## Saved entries
--- --- ---

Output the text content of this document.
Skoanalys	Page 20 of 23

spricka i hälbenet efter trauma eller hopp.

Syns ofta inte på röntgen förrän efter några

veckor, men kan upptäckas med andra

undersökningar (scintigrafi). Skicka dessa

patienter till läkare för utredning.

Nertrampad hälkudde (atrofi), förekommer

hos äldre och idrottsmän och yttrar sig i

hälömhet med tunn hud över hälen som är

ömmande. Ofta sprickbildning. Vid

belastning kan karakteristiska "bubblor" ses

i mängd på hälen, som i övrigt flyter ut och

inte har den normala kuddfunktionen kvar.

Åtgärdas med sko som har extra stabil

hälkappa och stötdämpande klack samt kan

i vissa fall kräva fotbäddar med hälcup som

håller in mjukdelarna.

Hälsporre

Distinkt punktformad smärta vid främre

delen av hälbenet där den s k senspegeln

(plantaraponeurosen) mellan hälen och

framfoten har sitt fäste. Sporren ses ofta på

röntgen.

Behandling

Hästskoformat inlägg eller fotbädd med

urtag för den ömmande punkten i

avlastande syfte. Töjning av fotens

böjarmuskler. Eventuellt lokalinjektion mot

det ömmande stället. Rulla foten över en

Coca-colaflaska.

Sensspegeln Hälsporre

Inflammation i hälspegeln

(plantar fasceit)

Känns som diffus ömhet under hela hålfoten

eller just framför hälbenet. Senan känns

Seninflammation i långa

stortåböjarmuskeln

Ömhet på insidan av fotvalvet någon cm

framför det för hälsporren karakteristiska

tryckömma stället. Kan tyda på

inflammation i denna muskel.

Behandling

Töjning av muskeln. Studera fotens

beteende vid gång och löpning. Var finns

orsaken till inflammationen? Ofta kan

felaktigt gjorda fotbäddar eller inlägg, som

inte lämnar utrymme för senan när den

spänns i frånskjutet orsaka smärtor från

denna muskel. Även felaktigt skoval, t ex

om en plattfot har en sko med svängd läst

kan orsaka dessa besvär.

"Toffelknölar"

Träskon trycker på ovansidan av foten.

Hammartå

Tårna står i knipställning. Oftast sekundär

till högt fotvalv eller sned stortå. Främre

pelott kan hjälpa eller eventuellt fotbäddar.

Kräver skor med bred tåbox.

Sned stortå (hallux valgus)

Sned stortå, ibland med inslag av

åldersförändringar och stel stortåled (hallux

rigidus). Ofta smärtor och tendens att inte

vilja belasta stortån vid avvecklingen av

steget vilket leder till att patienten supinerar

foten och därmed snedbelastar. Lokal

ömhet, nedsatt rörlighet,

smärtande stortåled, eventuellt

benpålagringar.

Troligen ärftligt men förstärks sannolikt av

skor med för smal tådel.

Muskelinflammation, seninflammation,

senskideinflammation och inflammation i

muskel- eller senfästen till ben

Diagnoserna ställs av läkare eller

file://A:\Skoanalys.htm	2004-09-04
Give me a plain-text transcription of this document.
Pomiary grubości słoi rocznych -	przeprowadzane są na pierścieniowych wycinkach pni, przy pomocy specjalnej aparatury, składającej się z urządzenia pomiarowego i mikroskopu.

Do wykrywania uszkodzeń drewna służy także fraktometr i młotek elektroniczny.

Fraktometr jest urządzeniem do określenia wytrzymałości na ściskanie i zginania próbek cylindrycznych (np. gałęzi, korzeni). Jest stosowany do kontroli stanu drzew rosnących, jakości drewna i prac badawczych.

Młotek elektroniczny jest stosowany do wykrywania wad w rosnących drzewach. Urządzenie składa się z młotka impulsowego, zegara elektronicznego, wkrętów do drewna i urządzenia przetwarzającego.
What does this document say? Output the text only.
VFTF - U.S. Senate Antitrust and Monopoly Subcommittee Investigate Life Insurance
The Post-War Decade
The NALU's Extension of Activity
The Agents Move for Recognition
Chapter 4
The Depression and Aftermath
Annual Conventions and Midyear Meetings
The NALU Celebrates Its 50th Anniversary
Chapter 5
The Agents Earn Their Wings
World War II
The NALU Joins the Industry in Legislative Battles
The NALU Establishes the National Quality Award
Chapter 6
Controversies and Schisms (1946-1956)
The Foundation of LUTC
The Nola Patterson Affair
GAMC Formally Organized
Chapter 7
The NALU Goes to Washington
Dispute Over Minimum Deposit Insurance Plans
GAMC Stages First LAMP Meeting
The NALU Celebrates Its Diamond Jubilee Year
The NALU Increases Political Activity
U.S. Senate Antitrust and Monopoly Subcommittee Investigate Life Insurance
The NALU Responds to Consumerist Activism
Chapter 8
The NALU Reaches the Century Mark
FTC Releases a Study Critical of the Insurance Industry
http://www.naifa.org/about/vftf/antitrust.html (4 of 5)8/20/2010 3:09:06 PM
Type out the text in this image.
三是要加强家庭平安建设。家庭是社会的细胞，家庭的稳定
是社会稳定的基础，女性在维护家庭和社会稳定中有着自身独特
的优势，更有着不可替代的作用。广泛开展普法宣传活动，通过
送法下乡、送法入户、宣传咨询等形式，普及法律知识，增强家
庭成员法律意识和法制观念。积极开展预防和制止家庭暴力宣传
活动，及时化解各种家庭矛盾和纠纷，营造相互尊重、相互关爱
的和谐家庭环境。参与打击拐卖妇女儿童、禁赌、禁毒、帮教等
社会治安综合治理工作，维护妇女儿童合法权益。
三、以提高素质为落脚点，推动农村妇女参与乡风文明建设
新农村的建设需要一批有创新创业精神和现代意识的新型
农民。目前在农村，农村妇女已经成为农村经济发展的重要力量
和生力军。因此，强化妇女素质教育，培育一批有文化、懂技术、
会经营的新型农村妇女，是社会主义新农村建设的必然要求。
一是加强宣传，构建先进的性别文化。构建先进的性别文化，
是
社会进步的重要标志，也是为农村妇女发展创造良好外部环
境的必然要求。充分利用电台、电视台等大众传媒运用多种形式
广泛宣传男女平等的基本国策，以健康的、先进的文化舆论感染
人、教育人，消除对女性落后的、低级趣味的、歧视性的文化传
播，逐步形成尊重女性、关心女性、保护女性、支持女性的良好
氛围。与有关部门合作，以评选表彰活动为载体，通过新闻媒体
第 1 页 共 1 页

--- --- ---

## WRITTEN PROBLEM
Return the listing above in its exact form.

## COMPLETED TASK
Output the text content of this document.
Skoanalys	Page 20 of 23

spricka i hälbenet efter trauma eller hopp.

Syns ofta inte på röntgen förrän efter några

veckor, men kan upptäckas med andra

undersökningar (scintigrafi). Skicka dessa

patienter till läkare för utredning.

Nertrampad hälkudde (atrofi), förekommer

hos äldre och idrottsmän och yttrar sig i

hälömhet med tunn hud över hälen som är

ömmande. Ofta sprickbildning. Vid

belastning kan karakteristiska "bubblor" ses

i mängd på hälen, som i övrigt flyter ut och

inte har den normala kuddfunktionen kvar.

Åtgärdas med sko som har extra stabil

hälkappa och stötdämpande klack samt kan

i vissa fall kräva fotbäddar med hälcup som

håller in mjukdelarna.

Hälsporre

Distinkt punktformad smärta vid främre

delen av hälbenet där den s k senspegeln

(plantaraponeurosen) mellan hälen och

framfoten har sitt fäste. Sporren ses ofta på

röntgen.

Behandling

Hästskoformat inlägg eller fotbädd med

urtag för den ömmande punkten i

avlastande syfte. Töjning av fotens

böjarmuskler. Eventuellt lokalinjektion mot

det ömmande stället. Rulla foten över en

Coca-colaflaska.

Sensspegeln Hälsporre

Inflammation i hälspegeln

(plantar fasceit)

Känns som diffus ömhet under hela hålfoten

eller just framför hälbenet. Senan känns

Seninflammation i långa

stortåböjarmuskeln

Ömhet på insidan av fotvalvet någon cm

framför det för hälsporren karakteristiska

tryckömma stället. Kan tyda på

inflammation i denna muskel.

Behandling

Töjning av muskeln. Studera fotens

beteende vid gång och löpning. Var finns

orsaken till inflammationen? Ofta kan

felaktigt gjorda fotbäddar eller inlägg, som

inte lämnar utrymme för senan när den

spänns i frånskjutet orsaka smärtor från

denna muskel. Även felaktigt skoval, t ex

om en plattfot har en sko med svängd läst

kan orsaka dessa besvär.

"Toffelknölar"

Träskon trycker på ovansidan av foten.

Hammartå

Tårna står i knipställning. Oftast sekundär

till högt fotvalv eller sned stortå. Främre

pelott kan hjälpa eller eventuellt fotbäddar.

Kräver skor med bred tåbox.

Sned stortå (hallux valgus)

Sned stortå, ibland med inslag av

åldersförändringar och stel stortåled (hallux

rigidus). Ofta smärtor och tendens att inte

vilja belasta stortån vid avvecklingen av

steget vilket leder till att patienten supinerar

foten och därmed snedbelastar. Lokal

ömhet, nedsatt rörlighet,

smärtande stortåled, eventuellt

benpålagringar.

Troligen ärftligt men förstärks sannolikt av

skor med för smal tådel.

Muskelinflammation, seninflammation,

senskideinflammation och inflammation i

muskel- eller senfästen till ben

Diagnoserna ställs av läkare eller

file://A:\Skoanalys.htm	2004-09-04
Give me a plain-text transcription of this document.
Pomiary grubości słoi rocznych -	przeprowadzane są na pierścieniowych wycinkach pni, przy pomocy specjalnej aparatury, składającej się z urządzenia pomiarowego i mikroskopu.

Do wykrywania uszkodzeń drewna służy także fraktometr i młotek elektroniczny.

Fraktometr jest urządzeniem do określenia wytrzymałości na ściskanie i zginania próbek cylindrycznych (np. gałęzi, korzeni). Jest stosowany do kontroli stanu drzew rosnących, jakości drewna i prac badawczych.

Młotek elektroniczny jest stosowany do wykrywania wad w rosnących drzewach. Urządzenie składa się z młotka impulsowego, zegara elektronicznego, wkrętów do drewna i urządzenia przetwarzającego.
What does this document say? Output the text only.
VFTF - U.S. Senate Antitrust and Monopoly Subcommittee Investigate Life Insurance
The Post-War Decade
The NALU's Extension of Activity
The Agents Move for Recognition
Chapter 4
The Depression and Aftermath
Annual Conventions and Midyear Meetings
The NALU Celebrates Its 50th Anniversary
Chapter 5
The Agents Earn Their Wings
World War II
The NALU Joins the Industry in Legislative Battles
The NALU Establishes the National Quality Award
Chapter 6
Controversies and Schisms (1946-1956)
The Foundation of LUTC
The Nola Patterson Affair
GAMC Formally Organized
Chapter 7
The NALU Goes to Washington
Dispute Over Minimum Deposit Insurance Plans
GAMC Stages First LAMP Meeting
The NALU Celebrates Its Diamond Jubilee Year
The NALU Increases Political Activity
U.S. Senate Antitrust and Monopoly Subcommittee Investigate Life Insurance
The NALU Responds to Consumerist Activism
Chapter 8
The NALU Reaches the Century Mark
FTC Releases a Study Critical of the Insurance Industry
http://www.naifa.org/about/vftf/antitrust.html (4 of 5)8/20/2010 3:09:06 PM
Type out the text in this image.
三是要加强家庭平安建设。家庭是社会的细胞，家庭的稳定
是社会稳定的基础，女性在维护家庭和社会稳定中有着自身独特
的优势，更有着不可替代的作用。广泛开展普法宣传活动，通过
送法下乡、送法入户、宣传咨询等形式，普及法律知识，增强家
庭成员法律意识和法制观念。积极开展预防和制止家庭暴力宣传
活动，及时化解各种家庭矛盾和纠纷，营造相互尊重、相互关爱
的和谐家庭环境。参与打击拐卖妇女儿童、禁赌、禁毒、帮教等
社会治安综合治理工作，维护妇女儿童合法权益。
三、以提高素质为落脚点，推动农村妇女参与乡风文明建设
新农村的建设需要一批有创新创业精神和现代意识的新型
农民。目前在农村，农村妇女已经成为农村经济发展的重要力量
和生力军。因此，强化妇女素质教育，培育一批有文化、懂技术、
会经营的新型农村妇女，是社会主义新农村建设的必然要求。
一是加强宣传，构建先进的性别文化。构建先进的性别文化，
是
社会进步的重要标志，也是为农村妇女发展创造良好外部环
境的必然要求。充分利用电台、电视台等大众传媒运用多种形式
广泛宣传男女平等的基本国策，以健康的、先进的文化舆论感染
人、教育人，消除对女性落后的、低级趣味的、歧视性的文化传
播，逐步形成尊重女性、关心女性、保护女性、支持女性的良好
氛围。与有关部门合作，以评选表彰活动为载体，通过新闻媒体
第 1 页 共 1 页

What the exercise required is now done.